- [The exercise]: Review the lines that follow and copy each one that contains the word "JSON".

- [Stored rows]:

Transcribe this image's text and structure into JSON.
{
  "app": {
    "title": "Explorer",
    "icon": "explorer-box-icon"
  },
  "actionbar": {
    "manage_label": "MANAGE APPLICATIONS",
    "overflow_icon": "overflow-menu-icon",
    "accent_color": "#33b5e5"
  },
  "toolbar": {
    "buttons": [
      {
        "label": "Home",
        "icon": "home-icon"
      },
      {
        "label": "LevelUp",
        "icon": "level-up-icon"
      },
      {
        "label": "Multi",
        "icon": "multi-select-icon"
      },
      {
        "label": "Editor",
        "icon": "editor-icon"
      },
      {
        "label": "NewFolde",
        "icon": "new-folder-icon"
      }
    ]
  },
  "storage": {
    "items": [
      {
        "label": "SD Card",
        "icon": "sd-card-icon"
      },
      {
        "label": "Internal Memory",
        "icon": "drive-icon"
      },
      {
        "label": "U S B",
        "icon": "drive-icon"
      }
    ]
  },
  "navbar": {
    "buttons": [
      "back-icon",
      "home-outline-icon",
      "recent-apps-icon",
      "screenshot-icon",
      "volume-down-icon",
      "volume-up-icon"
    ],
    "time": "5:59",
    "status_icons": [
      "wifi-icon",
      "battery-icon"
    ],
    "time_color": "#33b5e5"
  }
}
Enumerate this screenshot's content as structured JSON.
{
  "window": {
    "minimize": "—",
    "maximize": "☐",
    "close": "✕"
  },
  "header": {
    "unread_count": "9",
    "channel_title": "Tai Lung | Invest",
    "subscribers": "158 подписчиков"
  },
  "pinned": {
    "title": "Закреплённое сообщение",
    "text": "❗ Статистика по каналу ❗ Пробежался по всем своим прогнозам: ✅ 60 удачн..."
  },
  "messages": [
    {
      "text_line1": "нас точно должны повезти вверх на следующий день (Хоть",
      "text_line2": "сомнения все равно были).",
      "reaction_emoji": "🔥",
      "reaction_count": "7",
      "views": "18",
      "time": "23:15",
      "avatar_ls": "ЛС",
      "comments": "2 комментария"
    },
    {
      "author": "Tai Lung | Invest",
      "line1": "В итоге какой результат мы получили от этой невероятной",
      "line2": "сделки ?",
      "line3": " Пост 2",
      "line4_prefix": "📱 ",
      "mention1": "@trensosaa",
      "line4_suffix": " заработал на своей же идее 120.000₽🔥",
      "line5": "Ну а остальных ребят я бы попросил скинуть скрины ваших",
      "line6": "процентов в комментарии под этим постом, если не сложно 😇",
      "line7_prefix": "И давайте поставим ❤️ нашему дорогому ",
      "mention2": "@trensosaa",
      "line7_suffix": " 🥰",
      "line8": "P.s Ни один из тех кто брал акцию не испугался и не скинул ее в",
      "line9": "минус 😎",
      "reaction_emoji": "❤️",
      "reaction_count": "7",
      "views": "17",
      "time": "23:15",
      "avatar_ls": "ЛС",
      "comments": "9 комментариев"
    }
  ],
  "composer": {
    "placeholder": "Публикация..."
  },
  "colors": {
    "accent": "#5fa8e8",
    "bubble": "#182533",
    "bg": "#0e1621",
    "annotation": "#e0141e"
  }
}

- [Full output]:
Transcribe this image's text and structure into JSON.
Enumerate this screenshot's content as structured JSON.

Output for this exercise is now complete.